Check each line of the listing, and copy it if it contains the word "name".
□ □ □ □ □ □ □
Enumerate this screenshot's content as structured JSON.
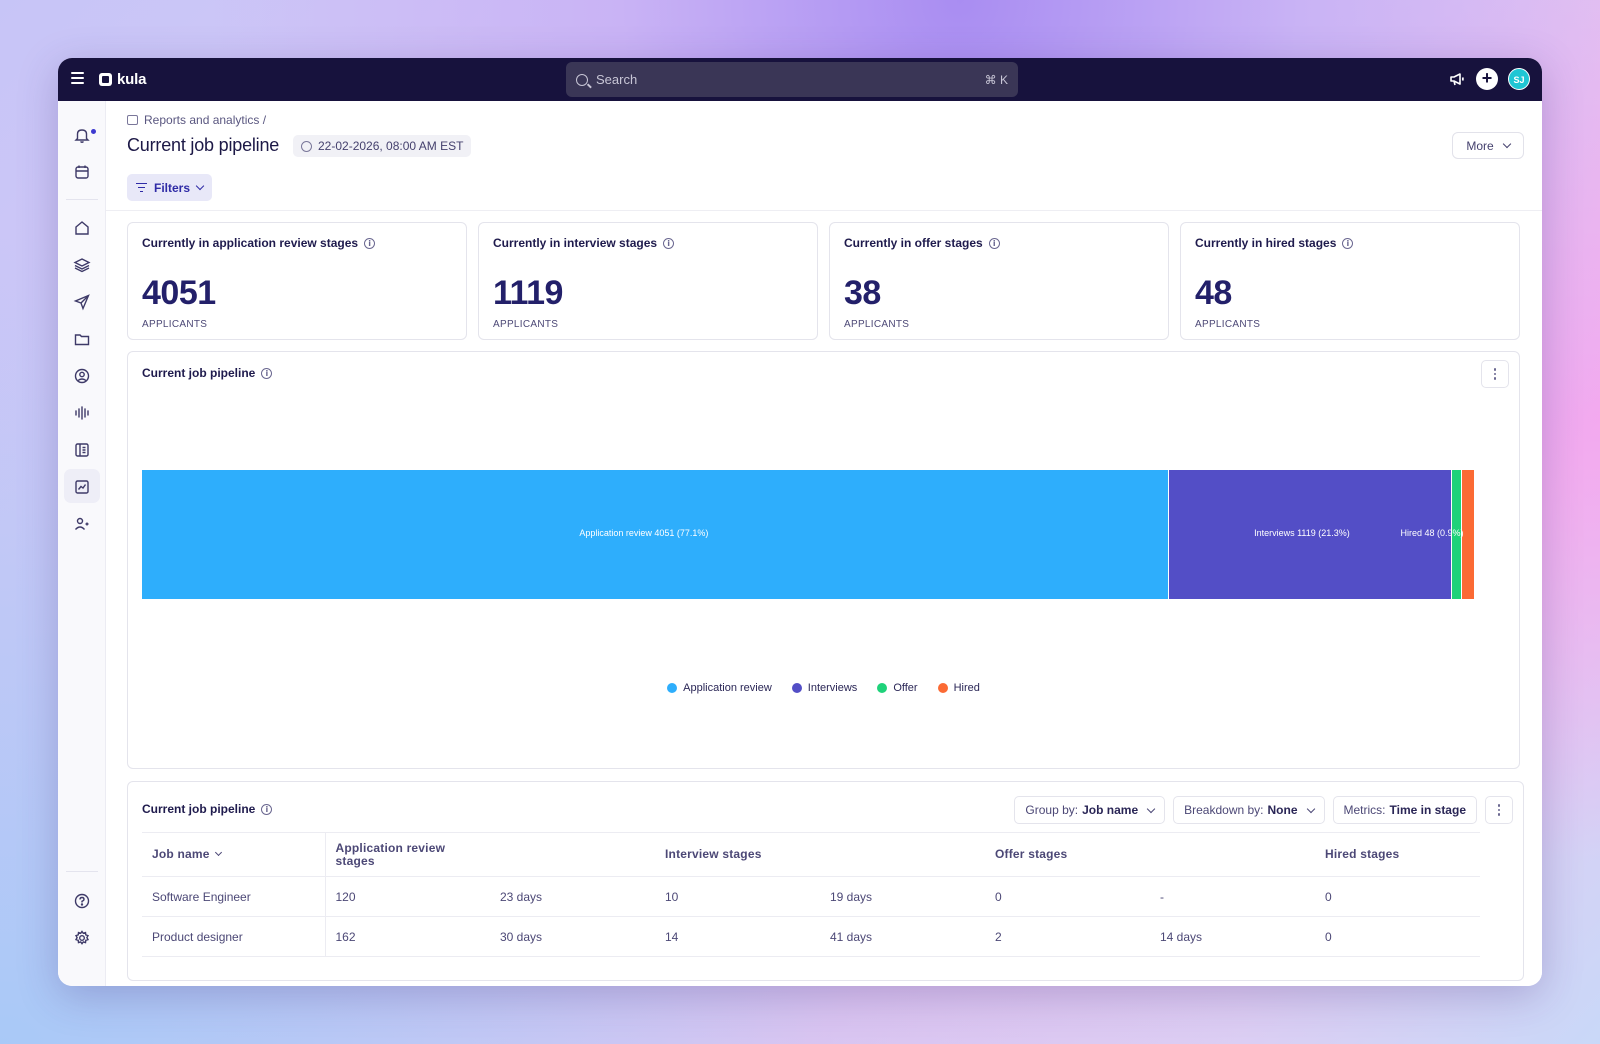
{
  "app": {
    "logo_text": "kula"
  },
  "search": {
    "placeholder": "Search",
    "shortcut": "⌘ K"
  },
  "user": {
    "initials": "SJ"
  },
  "sidebar": {
    "items": [
      {
        "icon": "bell-icon"
      },
      {
        "icon": "calendar-icon"
      },
      {
        "icon": "home-icon"
      },
      {
        "icon": "layers-icon"
      },
      {
        "icon": "send-icon"
      },
      {
        "icon": "folder-icon"
      },
      {
        "icon": "user-circle-icon"
      },
      {
        "icon": "audio-icon"
      },
      {
        "icon": "book-icon"
      },
      {
        "icon": "chart-icon",
        "active": true
      },
      {
        "icon": "users-icon"
      },
      {
        "icon": "help-icon"
      },
      {
        "icon": "settings-icon"
      }
    ]
  },
  "header": {
    "breadcrumb": "Reports and analytics /",
    "title": "Current job pipeline",
    "date": "22-02-2026, 08:00 AM EST",
    "more_label": "More",
    "filters_label": "Filters"
  },
  "cards": [
    {
      "title": "Currently in application review stages",
      "value": "4051",
      "unit": "APPLICANTS"
    },
    {
      "title": "Currently in interview stages",
      "value": "1119",
      "unit": "APPLICANTS"
    },
    {
      "title": "Currently in offer stages",
      "value": "38",
      "unit": "APPLICANTS"
    },
    {
      "title": "Currently in hired stages",
      "value": "48",
      "unit": "APPLICANTS"
    }
  ],
  "chart_panel": {
    "title": "Current job pipeline"
  },
  "chart_data": {
    "type": "bar",
    "orientation": "horizontal-stacked-100",
    "categories": [
      "Application review",
      "Interviews",
      "Offer",
      "Hired"
    ],
    "values": [
      4051,
      1119,
      38,
      48
    ],
    "percent": [
      77.1,
      21.3,
      0.7,
      0.9
    ],
    "data_labels": [
      "Application review 4051 (77.1%)",
      "Interviews 1119 (21.3%)",
      "",
      "Hired 48 (0.9%)"
    ],
    "colors": [
      "#2eaefc",
      "#534ec6",
      "#1fd27a",
      "#fb6a34"
    ],
    "legend_position": "bottom-center",
    "grid": false
  },
  "table_panel": {
    "title": "Current job pipeline",
    "group_by_label": "Group by:",
    "group_by_value": "Job name",
    "breakdown_label": "Breakdown by:",
    "breakdown_value": "None",
    "metrics_label": "Metrics:",
    "metrics_value": "Time in stage",
    "columns": [
      "Job name",
      "Application review stages",
      "Interview stages",
      "Offer stages",
      "Hired stages"
    ],
    "rows": [
      {
        "job": "Software Engineer",
        "app_review": "120",
        "app_review_time": "23 days",
        "interview": "10",
        "interview_time": "19 days",
        "offer": "0",
        "offer_time": "-",
        "hired": "0"
      },
      {
        "job": "Product designer",
        "app_review": "162",
        "app_review_time": "30 days",
        "interview": "14",
        "interview_time": "41 days",
        "offer": "2",
        "offer_time": "14 days",
        "hired": "0"
      }
    ]
  }
}
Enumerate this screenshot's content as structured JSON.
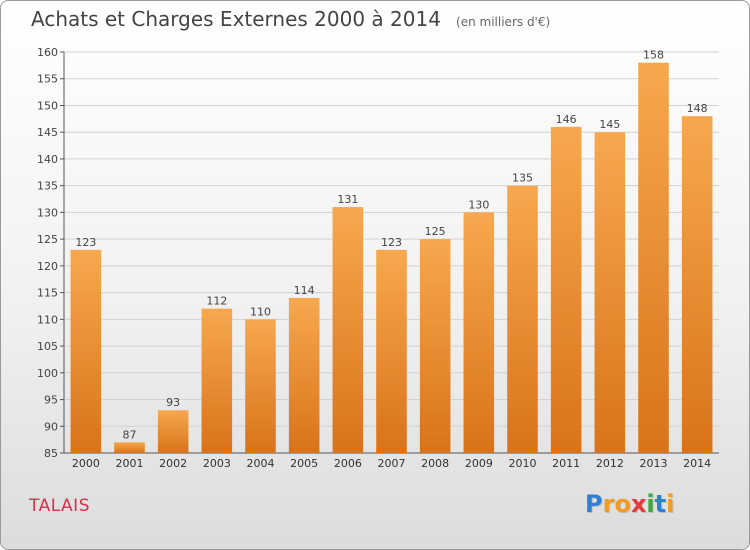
{
  "chart_data": {
    "type": "bar",
    "title": "Achats et Charges Externes 2000 à 2014",
    "subtitle": "(en milliers d'€)",
    "categories": [
      "2000",
      "2001",
      "2002",
      "2003",
      "2004",
      "2005",
      "2006",
      "2007",
      "2008",
      "2009",
      "2010",
      "2011",
      "2012",
      "2013",
      "2014"
    ],
    "values": [
      123,
      87,
      93,
      112,
      110,
      114,
      131,
      123,
      125,
      130,
      135,
      146,
      145,
      158,
      148
    ],
    "ylim": [
      85,
      160
    ],
    "yticks": [
      85,
      90,
      95,
      100,
      105,
      110,
      115,
      120,
      125,
      130,
      135,
      140,
      145,
      150,
      155,
      160
    ],
    "grid": true,
    "xlabel": "",
    "ylabel": "",
    "bar_color": "#f0892a",
    "bar_color_light": "#f7a84e",
    "bar_color_dark": "#d9731a"
  },
  "place_label": "TALAIS",
  "logo": {
    "letters": [
      "P",
      "r",
      "o",
      "x",
      "i",
      "t",
      "i"
    ],
    "colors": [
      "#2e7fd8",
      "#f29b1e",
      "#f29b1e",
      "#e43a3a",
      "#3aa83a",
      "#2e7fd8",
      "#f29b1e"
    ]
  }
}
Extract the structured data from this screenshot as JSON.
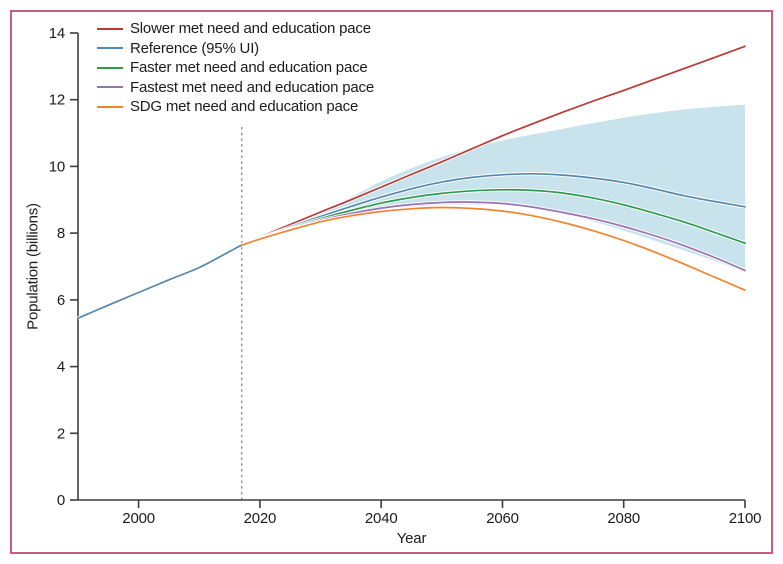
{
  "figure": {
    "border_color": "#c4607e",
    "background": "#ffffff"
  },
  "chart_data": {
    "type": "line",
    "title": "",
    "xlabel": "Year",
    "ylabel": "Population (billions)",
    "xlim": [
      1990,
      2100
    ],
    "ylim": [
      0,
      14
    ],
    "x_ticks": [
      2000,
      2020,
      2040,
      2060,
      2080,
      2100
    ],
    "y_ticks": [
      0,
      2,
      4,
      6,
      8,
      10,
      12,
      14
    ],
    "grid": false,
    "legend_position": "top-left",
    "axis_color": "#3d3d3d",
    "forecast_start_marker": {
      "year": 2017,
      "style": "dashed-vertical",
      "top_value": 11.2,
      "color": "#7f949f"
    },
    "uncertainty_band": {
      "label": "95% UI",
      "series": "Reference",
      "color": "#c9e3ed",
      "x": [
        2017,
        2020,
        2025,
        2030,
        2035,
        2040,
        2045,
        2050,
        2055,
        2060,
        2065,
        2070,
        2075,
        2080,
        2085,
        2090,
        2095,
        2100
      ],
      "upper": [
        7.64,
        7.93,
        8.32,
        8.68,
        9.08,
        9.55,
        9.95,
        10.28,
        10.55,
        10.78,
        10.96,
        11.13,
        11.3,
        11.46,
        11.6,
        11.71,
        11.79,
        11.85
      ],
      "lower": [
        7.64,
        7.8,
        8.07,
        8.33,
        8.52,
        8.7,
        8.79,
        8.85,
        8.86,
        8.84,
        8.75,
        8.58,
        8.35,
        8.08,
        7.78,
        7.48,
        7.17,
        6.83
      ]
    },
    "series": [
      {
        "name": "Slower met need and education pace",
        "color": "#bb3a35",
        "x": [
          2017,
          2020,
          2025,
          2030,
          2035,
          2040,
          2045,
          2050,
          2055,
          2060,
          2065,
          2070,
          2075,
          2080,
          2085,
          2090,
          2095,
          2100
        ],
        "y": [
          7.64,
          7.88,
          8.26,
          8.63,
          9.0,
          9.38,
          9.76,
          10.14,
          10.53,
          10.92,
          11.28,
          11.63,
          11.96,
          12.28,
          12.61,
          12.94,
          13.27,
          13.6
        ]
      },
      {
        "name": "Reference (95% UI)",
        "color": "#5587ae",
        "x": [
          1990,
          1995,
          2000,
          2005,
          2010,
          2015,
          2017,
          2020,
          2025,
          2030,
          2035,
          2040,
          2045,
          2050,
          2055,
          2060,
          2065,
          2070,
          2075,
          2080,
          2085,
          2090,
          2095,
          2100
        ],
        "y": [
          5.45,
          5.84,
          6.22,
          6.6,
          6.97,
          7.45,
          7.64,
          7.85,
          8.18,
          8.5,
          8.8,
          9.08,
          9.33,
          9.53,
          9.67,
          9.75,
          9.78,
          9.74,
          9.65,
          9.52,
          9.33,
          9.12,
          8.95,
          8.79
        ]
      },
      {
        "name": "Faster met need and education pace",
        "color": "#2e9a4e",
        "x": [
          2017,
          2020,
          2025,
          2030,
          2035,
          2040,
          2045,
          2050,
          2055,
          2060,
          2065,
          2070,
          2075,
          2080,
          2085,
          2090,
          2095,
          2100
        ],
        "y": [
          7.64,
          7.84,
          8.14,
          8.43,
          8.68,
          8.9,
          9.07,
          9.19,
          9.27,
          9.3,
          9.28,
          9.2,
          9.05,
          8.85,
          8.6,
          8.33,
          8.02,
          7.7
        ]
      },
      {
        "name": "Fastest met need and education pace",
        "color": "#9a72b4",
        "x": [
          2017,
          2020,
          2025,
          2030,
          2035,
          2040,
          2045,
          2050,
          2055,
          2060,
          2065,
          2070,
          2075,
          2080,
          2085,
          2090,
          2095,
          2100
        ],
        "y": [
          7.64,
          7.83,
          8.11,
          8.38,
          8.59,
          8.75,
          8.86,
          8.92,
          8.93,
          8.89,
          8.78,
          8.62,
          8.43,
          8.2,
          7.93,
          7.62,
          7.27,
          6.88
        ]
      },
      {
        "name": "SDG met need and education pace",
        "color": "#ef8532",
        "x": [
          2017,
          2020,
          2025,
          2030,
          2035,
          2040,
          2045,
          2050,
          2055,
          2060,
          2065,
          2070,
          2075,
          2080,
          2085,
          2090,
          2095,
          2100
        ],
        "y": [
          7.64,
          7.82,
          8.09,
          8.34,
          8.52,
          8.65,
          8.73,
          8.77,
          8.74,
          8.66,
          8.52,
          8.32,
          8.07,
          7.78,
          7.44,
          7.07,
          6.68,
          6.29
        ]
      }
    ]
  }
}
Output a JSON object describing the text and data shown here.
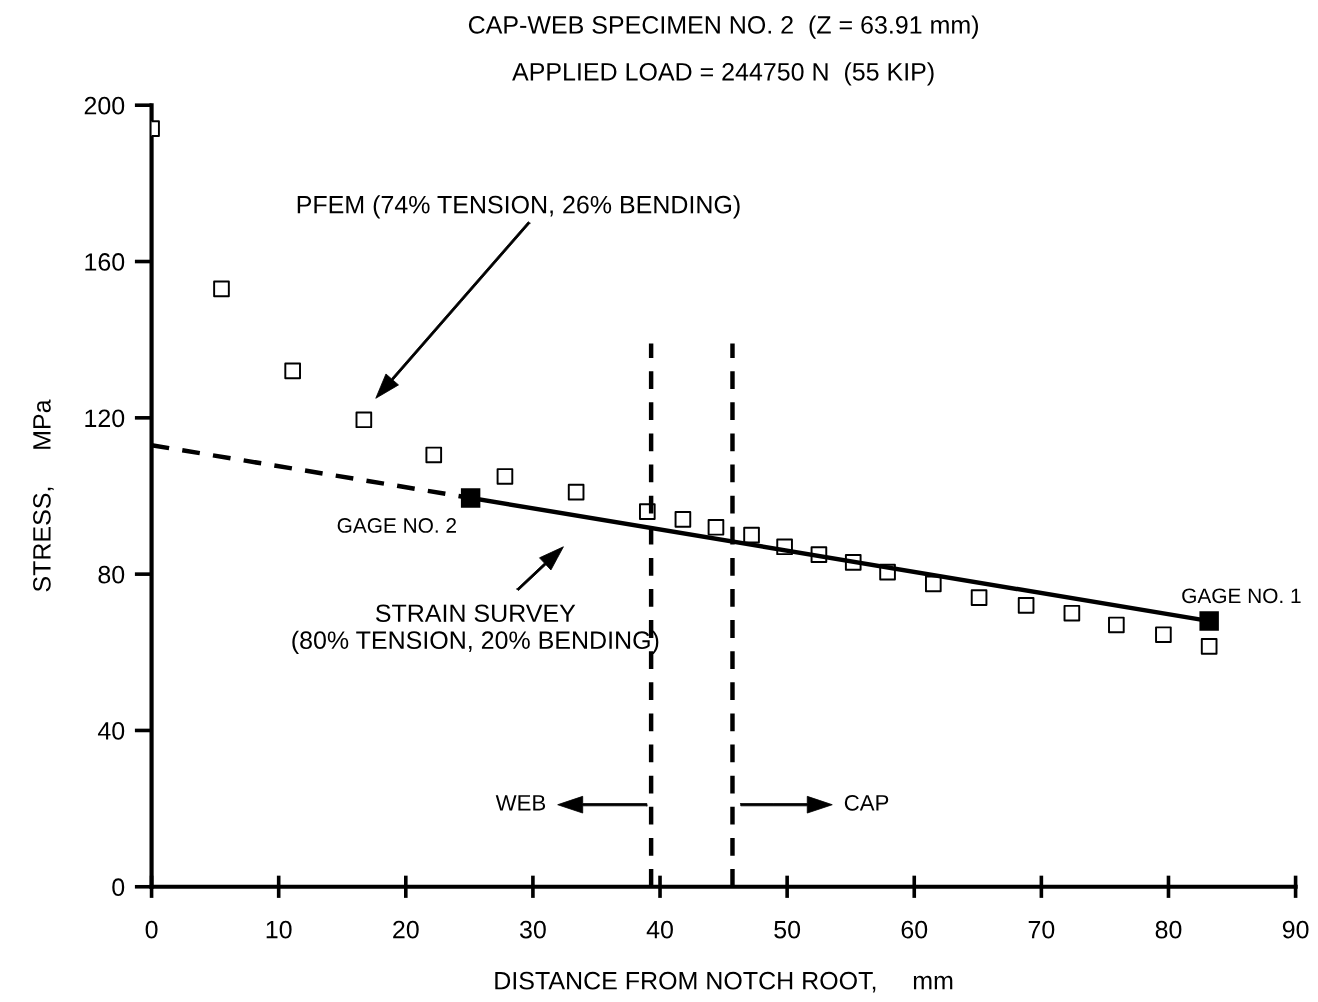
{
  "chart_data": {
    "type": "scatter",
    "title": "CAP-WEB SPECIMEN NO. 2  (Z = 63.91 mm)",
    "subtitle": "APPLIED LOAD = 244750 N  (55 KIP)",
    "xlabel": "DISTANCE FROM NOTCH ROOT,     mm",
    "ylabel": "STRESS,     MPa",
    "xlim": [
      0,
      90
    ],
    "ylim": [
      0,
      200
    ],
    "xticks": [
      0,
      10,
      20,
      30,
      40,
      50,
      60,
      70,
      80,
      90
    ],
    "yticks": [
      0,
      40,
      80,
      120,
      160,
      200
    ],
    "grid": false,
    "legend": false,
    "series": [
      {
        "marker": "square",
        "color": "#000000",
        "x": [
          0,
          5.5,
          11.1,
          16.7,
          22.2,
          27.8,
          33.4,
          39.0,
          41.8,
          44.4,
          47.2,
          49.8,
          52.5,
          55.2,
          57.9,
          61.5,
          65.1,
          68.8,
          72.4,
          75.9,
          79.6,
          83.2
        ],
        "values": [
          194,
          153,
          132,
          119.5,
          110.5,
          105,
          101,
          96,
          94,
          92,
          90,
          87,
          85,
          83,
          80.5,
          77.5,
          74,
          72,
          70,
          67,
          64.5,
          61.5
        ]
      },
      {
        "type": "line",
        "line_style": "dashed",
        "color": "#000000",
        "x": [
          0,
          25.1
        ],
        "values": [
          113,
          99.5
        ]
      },
      {
        "type": "line",
        "line_style": "solid",
        "marker": "square",
        "color": "#000000",
        "x": [
          25.1,
          83.2
        ],
        "values": [
          99.5,
          68
        ]
      },
      {
        "type": "line",
        "line_style": "dashed",
        "marker": "none",
        "color": "#000000",
        "x": [
          39.3,
          39.3
        ],
        "values": [
          0,
          139
        ]
      },
      {
        "type": "line",
        "line_style": "dashed",
        "marker": "none",
        "color": "#000000",
        "x": [
          45.7,
          45.7
        ],
        "values": [
          0,
          139
        ]
      }
    ],
    "annotations": [
      "PFEM (74% TENSION, 26% BENDING)",
      "STRAIN SURVEY\n(80% TENSION, 20% BENDING)",
      "GAGE NO. 2",
      "GAGE NO. 1",
      "WEB",
      "CAP"
    ]
  }
}
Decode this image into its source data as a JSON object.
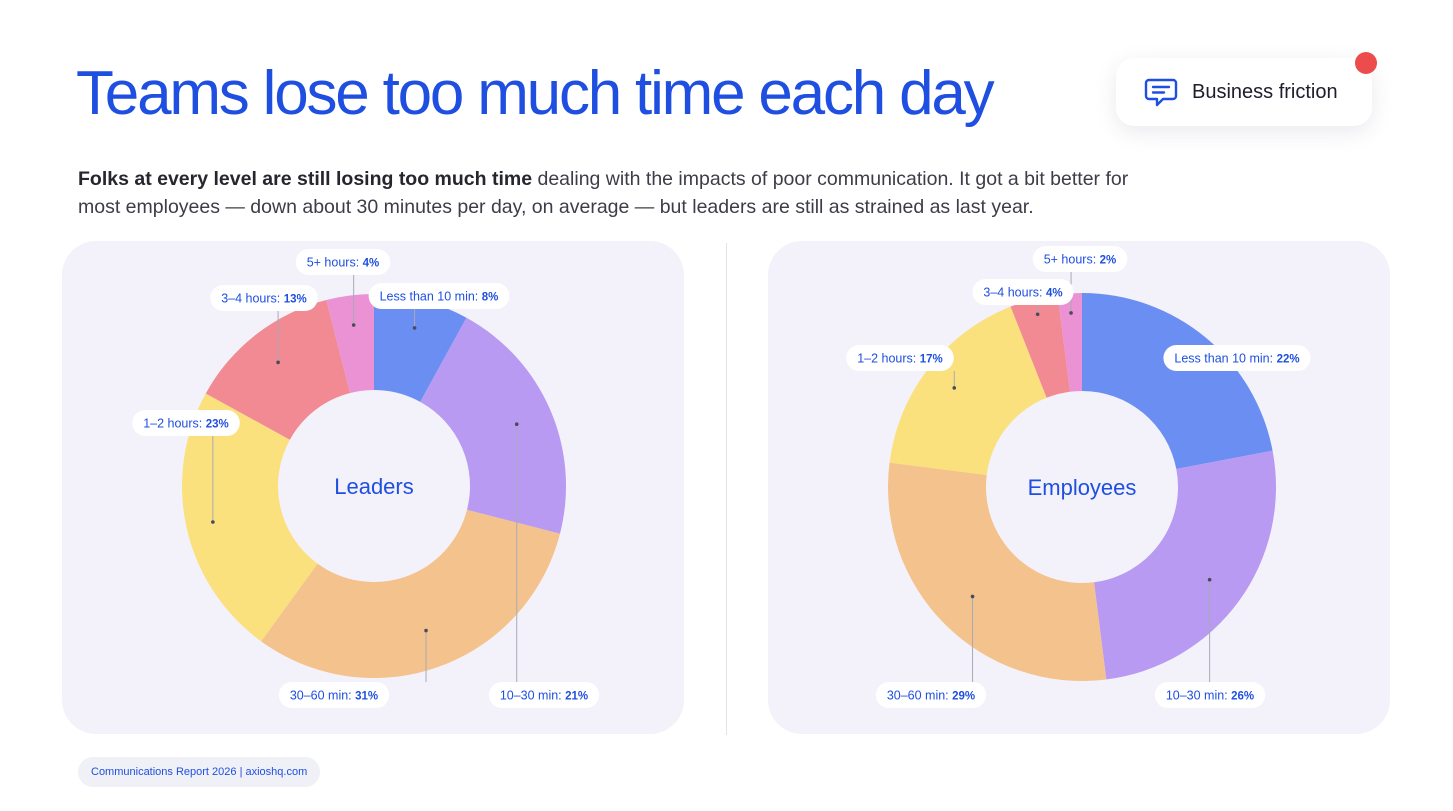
{
  "header": {
    "title": "Teams lose too much time each day",
    "badge_label": "Business friction",
    "badge_icon": "chat-bubble-icon"
  },
  "intro": {
    "bold": "Folks at every level are still losing too much time",
    "rest": " dealing with the impacts of poor communication. It got a bit better for most employees — down about 30 minutes per day, on average — but leaders are still as strained as last year."
  },
  "footer": {
    "text": "Communications Report 2026  |  axioshq.com"
  },
  "colors": {
    "accent": "#1f4fe0",
    "less_than_10": "#6b8ef2",
    "10_30": "#b89af2",
    "30_60": "#f4c28c",
    "1_2h": "#fbe07e",
    "3_4h": "#f18a92",
    "5_plus": "#ea92d3"
  },
  "chart_data": [
    {
      "type": "pie",
      "center_label": "Leaders",
      "categories": [
        "Less than 10 min",
        "10–30 min",
        "30–60 min",
        "1–2 hours",
        "3–4 hours",
        "5+ hours"
      ],
      "values": [
        8,
        21,
        31,
        23,
        13,
        4
      ],
      "value_labels": [
        "8%",
        "21%",
        "31%",
        "23%",
        "13%",
        "4%"
      ],
      "colors": [
        "#6b8ef2",
        "#b89af2",
        "#f4c28c",
        "#fbe07e",
        "#f18a92",
        "#ea92d3"
      ]
    },
    {
      "type": "pie",
      "center_label": "Employees",
      "categories": [
        "Less than 10 min",
        "10–30 min",
        "30–60 min",
        "1–2 hours",
        "3–4 hours",
        "5+ hours"
      ],
      "values": [
        22,
        26,
        29,
        17,
        4,
        2
      ],
      "value_labels": [
        "22%",
        "26%",
        "29%",
        "17%",
        "4%",
        "2%"
      ],
      "colors": [
        "#6b8ef2",
        "#b89af2",
        "#f4c28c",
        "#fbe07e",
        "#f18a92",
        "#ea92d3"
      ]
    }
  ]
}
□ □ □ □ □ □ □
Answer to the exercise:
    "group_by_value": "Job name",
      "Job name",
        "name": "Slower met need and education pace",
        "name": "Reference (95% UI)",
        "name": "Faster met need and education pace",
        "name": "Fastest met need and education pace",
        "name": "SDG met need and education pace",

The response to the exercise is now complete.